Type out all the records word for word. Any pictures are to be left out.

--- start Provided records ---

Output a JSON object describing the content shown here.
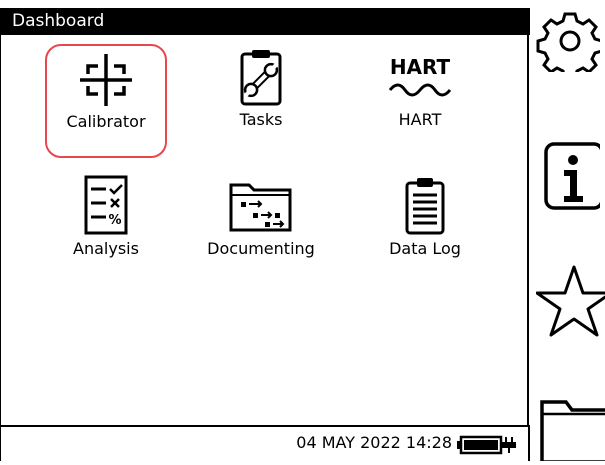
{
  "header": {
    "title": "Dashboard"
  },
  "tiles": [
    {
      "label": "Calibrator",
      "icon": "calibrator-crosshair-icon",
      "selected": true
    },
    {
      "label": "Tasks",
      "icon": "tasks-clipboard-wrench-icon"
    },
    {
      "label": "HART",
      "icon": "hart-wave-icon",
      "logo_text": "HART"
    },
    {
      "label": "Analysis",
      "icon": "analysis-checklist-icon"
    },
    {
      "label": "Documenting",
      "icon": "documenting-folder-icon"
    },
    {
      "label": "Data Log",
      "icon": "data-log-clipboard-icon"
    }
  ],
  "status": {
    "datetime": "04 MAY 2022 14:28",
    "battery_level": 1.0
  },
  "side_buttons": [
    {
      "icon": "settings-gear-icon"
    },
    {
      "icon": "info-icon"
    },
    {
      "icon": "favorites-star-icon"
    },
    {
      "icon": "folder-icon"
    }
  ],
  "colors": {
    "selection": "#e8474d",
    "titlebar": "#000000"
  }
}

--- end Provided records ---

### Problem solution
Output a JSON object describing the content shown here.
{
  "header": {
    "title": "Dashboard"
  },
  "tiles": [
    {
      "label": "Calibrator",
      "icon": "calibrator-crosshair-icon",
      "selected": true
    },
    {
      "label": "Tasks",
      "icon": "tasks-clipboard-wrench-icon"
    },
    {
      "label": "HART",
      "icon": "hart-wave-icon",
      "logo_text": "HART"
    },
    {
      "label": "Analysis",
      "icon": "analysis-checklist-icon"
    },
    {
      "label": "Documenting",
      "icon": "documenting-folder-icon"
    },
    {
      "label": "Data Log",
      "icon": "data-log-clipboard-icon"
    }
  ],
  "status": {
    "datetime": "04 MAY 2022 14:28",
    "battery_level": 1.0
  },
  "side_buttons": [
    {
      "icon": "settings-gear-icon"
    },
    {
      "icon": "info-icon"
    },
    {
      "icon": "favorites-star-icon"
    },
    {
      "icon": "folder-icon"
    }
  ],
  "colors": {
    "selection": "#e8474d",
    "titlebar": "#000000"
  }
}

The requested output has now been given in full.